▸ **YOUR INSTRUCTIONS**
Tally how many lines hold the string "TradingView". Your reply should be that number alone.

--*--

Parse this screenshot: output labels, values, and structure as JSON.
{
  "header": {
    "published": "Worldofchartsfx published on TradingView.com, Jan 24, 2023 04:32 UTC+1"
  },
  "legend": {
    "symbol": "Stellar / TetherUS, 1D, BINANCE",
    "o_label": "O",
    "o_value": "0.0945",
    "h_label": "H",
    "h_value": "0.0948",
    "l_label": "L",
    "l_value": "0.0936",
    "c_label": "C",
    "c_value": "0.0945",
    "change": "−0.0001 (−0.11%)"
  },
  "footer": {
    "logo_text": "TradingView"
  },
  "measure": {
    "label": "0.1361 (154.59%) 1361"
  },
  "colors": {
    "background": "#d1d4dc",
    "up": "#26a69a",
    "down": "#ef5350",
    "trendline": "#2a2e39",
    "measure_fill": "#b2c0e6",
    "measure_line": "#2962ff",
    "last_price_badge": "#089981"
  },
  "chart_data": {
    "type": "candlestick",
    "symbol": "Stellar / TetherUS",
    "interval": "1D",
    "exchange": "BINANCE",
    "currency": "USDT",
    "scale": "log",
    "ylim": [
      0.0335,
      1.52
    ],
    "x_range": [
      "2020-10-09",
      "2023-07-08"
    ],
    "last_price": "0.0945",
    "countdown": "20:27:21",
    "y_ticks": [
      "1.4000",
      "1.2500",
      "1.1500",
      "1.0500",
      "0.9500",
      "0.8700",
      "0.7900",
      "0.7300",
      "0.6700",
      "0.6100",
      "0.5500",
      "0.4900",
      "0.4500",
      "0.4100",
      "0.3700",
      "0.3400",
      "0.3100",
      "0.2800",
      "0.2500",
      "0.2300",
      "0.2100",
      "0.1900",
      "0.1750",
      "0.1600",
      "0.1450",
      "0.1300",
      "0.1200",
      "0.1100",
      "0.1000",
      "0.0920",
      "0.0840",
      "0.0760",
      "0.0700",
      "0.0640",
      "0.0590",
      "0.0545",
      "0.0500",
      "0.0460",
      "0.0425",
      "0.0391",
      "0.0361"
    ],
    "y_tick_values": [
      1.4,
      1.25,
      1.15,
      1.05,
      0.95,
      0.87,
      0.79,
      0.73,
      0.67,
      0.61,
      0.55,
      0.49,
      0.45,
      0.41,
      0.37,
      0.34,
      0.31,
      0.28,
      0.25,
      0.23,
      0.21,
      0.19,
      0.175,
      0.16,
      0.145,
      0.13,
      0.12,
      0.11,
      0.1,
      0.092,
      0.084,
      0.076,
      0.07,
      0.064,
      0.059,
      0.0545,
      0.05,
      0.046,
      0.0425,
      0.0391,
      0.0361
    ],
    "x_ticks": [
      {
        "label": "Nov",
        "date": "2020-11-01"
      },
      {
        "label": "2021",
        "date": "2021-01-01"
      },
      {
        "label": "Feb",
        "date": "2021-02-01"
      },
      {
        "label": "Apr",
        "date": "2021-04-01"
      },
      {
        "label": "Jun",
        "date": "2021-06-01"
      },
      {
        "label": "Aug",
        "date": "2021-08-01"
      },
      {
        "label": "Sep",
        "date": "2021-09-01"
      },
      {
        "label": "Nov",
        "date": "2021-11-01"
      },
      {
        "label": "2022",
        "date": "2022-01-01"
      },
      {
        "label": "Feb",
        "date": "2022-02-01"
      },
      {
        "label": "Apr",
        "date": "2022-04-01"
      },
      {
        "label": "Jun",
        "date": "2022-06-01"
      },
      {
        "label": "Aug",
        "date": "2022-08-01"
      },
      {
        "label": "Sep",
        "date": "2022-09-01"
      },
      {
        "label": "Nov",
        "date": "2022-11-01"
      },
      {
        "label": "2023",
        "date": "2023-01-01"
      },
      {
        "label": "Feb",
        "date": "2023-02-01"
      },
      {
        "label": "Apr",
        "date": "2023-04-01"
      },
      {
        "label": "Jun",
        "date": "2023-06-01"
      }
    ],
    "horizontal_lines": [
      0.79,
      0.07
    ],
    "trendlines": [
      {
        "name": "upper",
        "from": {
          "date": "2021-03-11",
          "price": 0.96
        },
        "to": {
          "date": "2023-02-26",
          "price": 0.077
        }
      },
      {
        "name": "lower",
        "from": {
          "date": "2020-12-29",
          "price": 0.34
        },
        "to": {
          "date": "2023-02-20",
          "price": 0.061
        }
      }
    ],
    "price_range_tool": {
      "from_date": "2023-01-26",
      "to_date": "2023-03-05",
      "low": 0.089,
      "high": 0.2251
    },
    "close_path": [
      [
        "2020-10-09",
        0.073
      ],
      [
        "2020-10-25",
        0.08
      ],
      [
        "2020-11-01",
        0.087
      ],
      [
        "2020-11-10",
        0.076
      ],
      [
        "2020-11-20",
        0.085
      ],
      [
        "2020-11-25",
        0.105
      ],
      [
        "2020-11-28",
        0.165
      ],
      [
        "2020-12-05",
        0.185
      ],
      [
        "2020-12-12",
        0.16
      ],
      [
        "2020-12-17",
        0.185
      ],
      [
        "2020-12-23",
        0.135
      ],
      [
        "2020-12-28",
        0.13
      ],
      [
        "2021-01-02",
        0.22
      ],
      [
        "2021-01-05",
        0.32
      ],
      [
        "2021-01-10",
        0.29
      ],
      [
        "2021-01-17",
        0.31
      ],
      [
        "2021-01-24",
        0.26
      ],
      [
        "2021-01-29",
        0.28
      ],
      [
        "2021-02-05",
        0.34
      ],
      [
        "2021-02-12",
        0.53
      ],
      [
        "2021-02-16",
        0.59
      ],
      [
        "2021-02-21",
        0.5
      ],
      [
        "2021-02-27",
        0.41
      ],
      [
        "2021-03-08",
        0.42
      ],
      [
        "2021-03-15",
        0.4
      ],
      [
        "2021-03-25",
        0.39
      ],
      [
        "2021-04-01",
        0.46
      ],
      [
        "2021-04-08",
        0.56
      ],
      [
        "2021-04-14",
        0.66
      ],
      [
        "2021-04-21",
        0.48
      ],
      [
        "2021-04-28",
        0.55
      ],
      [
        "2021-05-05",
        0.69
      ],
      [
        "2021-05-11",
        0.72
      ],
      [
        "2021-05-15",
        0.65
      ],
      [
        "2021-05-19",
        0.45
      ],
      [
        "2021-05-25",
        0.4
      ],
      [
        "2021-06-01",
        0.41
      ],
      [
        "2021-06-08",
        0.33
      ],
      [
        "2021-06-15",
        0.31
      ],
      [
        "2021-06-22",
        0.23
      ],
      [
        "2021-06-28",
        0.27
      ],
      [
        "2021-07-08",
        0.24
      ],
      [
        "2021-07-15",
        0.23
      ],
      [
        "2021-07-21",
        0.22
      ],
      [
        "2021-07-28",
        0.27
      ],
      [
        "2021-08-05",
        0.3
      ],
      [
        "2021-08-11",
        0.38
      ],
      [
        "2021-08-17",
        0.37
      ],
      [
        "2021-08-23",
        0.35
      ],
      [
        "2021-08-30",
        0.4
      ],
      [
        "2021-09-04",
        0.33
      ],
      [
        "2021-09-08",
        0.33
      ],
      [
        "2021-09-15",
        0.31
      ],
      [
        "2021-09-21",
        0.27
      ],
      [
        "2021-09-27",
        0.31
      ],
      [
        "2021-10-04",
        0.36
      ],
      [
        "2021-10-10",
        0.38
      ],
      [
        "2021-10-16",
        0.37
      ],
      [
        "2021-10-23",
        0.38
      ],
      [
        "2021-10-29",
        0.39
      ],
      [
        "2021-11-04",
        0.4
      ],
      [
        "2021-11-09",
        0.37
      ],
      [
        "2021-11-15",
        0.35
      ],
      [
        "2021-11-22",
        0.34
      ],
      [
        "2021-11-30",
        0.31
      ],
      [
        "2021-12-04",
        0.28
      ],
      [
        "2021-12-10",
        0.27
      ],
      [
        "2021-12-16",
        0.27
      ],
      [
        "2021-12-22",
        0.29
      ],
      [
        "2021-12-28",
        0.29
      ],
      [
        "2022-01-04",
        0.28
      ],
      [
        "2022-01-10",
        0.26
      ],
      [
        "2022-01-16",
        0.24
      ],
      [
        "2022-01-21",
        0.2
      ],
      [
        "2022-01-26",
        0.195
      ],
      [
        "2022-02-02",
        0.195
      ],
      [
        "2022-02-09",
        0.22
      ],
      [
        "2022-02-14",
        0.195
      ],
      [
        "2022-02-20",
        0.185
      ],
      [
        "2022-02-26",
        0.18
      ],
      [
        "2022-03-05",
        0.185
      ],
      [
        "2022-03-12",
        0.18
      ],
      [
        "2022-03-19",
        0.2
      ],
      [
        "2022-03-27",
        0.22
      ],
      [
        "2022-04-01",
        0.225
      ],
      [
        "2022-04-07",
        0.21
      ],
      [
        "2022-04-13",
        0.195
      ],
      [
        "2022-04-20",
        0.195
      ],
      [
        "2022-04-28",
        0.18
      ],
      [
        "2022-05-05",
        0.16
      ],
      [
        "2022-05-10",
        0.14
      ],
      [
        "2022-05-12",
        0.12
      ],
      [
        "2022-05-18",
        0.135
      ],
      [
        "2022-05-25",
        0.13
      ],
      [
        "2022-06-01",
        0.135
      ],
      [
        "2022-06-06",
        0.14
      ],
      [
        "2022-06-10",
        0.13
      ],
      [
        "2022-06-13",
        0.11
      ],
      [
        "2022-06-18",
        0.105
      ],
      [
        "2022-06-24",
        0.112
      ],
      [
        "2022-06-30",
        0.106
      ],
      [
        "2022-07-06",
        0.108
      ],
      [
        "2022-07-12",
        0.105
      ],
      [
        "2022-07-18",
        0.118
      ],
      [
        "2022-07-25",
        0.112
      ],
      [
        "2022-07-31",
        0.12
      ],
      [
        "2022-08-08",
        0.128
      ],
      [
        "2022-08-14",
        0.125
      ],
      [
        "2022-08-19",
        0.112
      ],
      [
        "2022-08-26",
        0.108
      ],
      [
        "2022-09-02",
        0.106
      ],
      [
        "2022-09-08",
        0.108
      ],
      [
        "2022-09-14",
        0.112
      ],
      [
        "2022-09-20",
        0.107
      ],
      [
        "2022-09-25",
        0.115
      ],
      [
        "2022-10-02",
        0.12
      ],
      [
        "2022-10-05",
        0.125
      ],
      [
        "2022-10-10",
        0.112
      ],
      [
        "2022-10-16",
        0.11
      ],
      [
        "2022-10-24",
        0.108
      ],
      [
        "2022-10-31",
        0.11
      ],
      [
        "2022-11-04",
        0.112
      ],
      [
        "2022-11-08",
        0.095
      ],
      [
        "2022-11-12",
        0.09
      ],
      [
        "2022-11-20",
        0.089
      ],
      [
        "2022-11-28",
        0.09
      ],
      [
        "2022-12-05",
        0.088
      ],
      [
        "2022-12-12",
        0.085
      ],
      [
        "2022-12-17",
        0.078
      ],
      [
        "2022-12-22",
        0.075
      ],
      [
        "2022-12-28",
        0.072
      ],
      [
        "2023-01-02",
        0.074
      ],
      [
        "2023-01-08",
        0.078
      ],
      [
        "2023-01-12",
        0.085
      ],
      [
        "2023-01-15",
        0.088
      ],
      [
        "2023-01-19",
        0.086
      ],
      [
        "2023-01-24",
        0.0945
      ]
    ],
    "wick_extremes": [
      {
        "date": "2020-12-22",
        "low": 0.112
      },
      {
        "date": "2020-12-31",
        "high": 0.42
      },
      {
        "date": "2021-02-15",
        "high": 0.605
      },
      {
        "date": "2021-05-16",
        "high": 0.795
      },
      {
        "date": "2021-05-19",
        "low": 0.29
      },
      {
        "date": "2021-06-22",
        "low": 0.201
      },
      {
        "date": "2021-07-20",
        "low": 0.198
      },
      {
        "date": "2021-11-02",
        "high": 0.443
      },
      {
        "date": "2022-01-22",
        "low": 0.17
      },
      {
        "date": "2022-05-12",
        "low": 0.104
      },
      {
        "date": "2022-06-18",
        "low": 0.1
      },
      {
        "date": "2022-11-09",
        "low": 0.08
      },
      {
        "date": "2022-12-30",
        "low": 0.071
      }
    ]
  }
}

--*--

▸ **TASK SOLUTION**
2